(Records from a data collection)
---*---

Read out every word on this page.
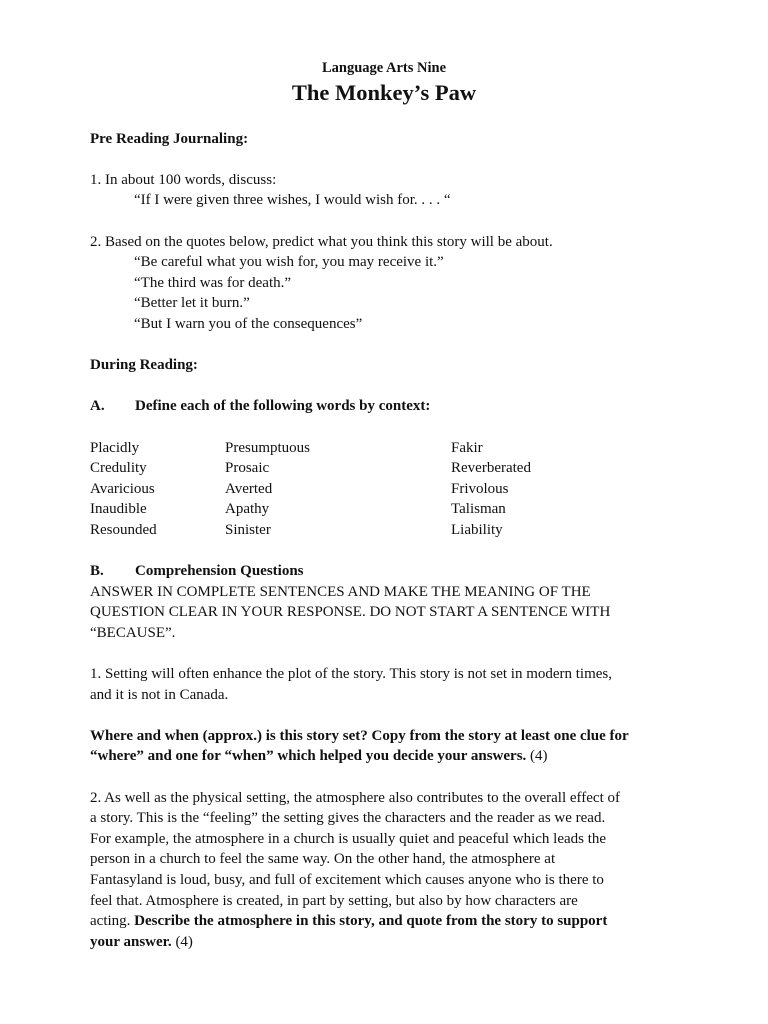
Language Arts Nine

The Monkey’s Paw

Pre Reading Journaling:

1. In about 100 words, discuss:

“If I were given three wishes, I would wish for. . . . “

2. Based on the quotes below, predict what you think this story will be about.

“Be careful what you wish for, you may receive it.”

“The third was for death.”

“Better let it burn.”

“But I warn you of the consequences”

During Reading:

A.	Define each of the following words by context:
Placidly	Presumptuous	Fakir
Credulity	Prosaic	Reverberated
Avaricious	Averted	Frivolous
Inaudible	Apathy	Talisman
Resounded	Sinister	Liability
B.	Comprehension Questions

ANSWER IN COMPLETE SENTENCES AND MAKE THE MEANING OF THE

QUESTION CLEAR IN YOUR RESPONSE. DO NOT START A SENTENCE WITH

“BECAUSE”.

1. Setting will often enhance the plot of the story. This story is not set in modern times,

and it is not in Canada.

Where and when (approx.) is this story set? Copy from the story at least one clue for

“where” and one for “when” which helped you decide your answers. (4)

2. As well as the physical setting, the atmosphere also contributes to the overall effect of

a story. This is the “feeling” the setting gives the characters and the reader as we read.

For example, the atmosphere in a church is usually quiet and peaceful which leads the

person in a church to feel the same way. On the other hand, the atmosphere at

Fantasyland is loud, busy, and full of excitement which causes anyone who is there to

feel that. Atmosphere is created, in part by setting, but also by how characters are

acting. Describe the atmosphere in this story, and quote from the story to support

your answer. (4)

---*---

== Exercise task ==
State only how many lines in the material include "church".

== Task solution ==
2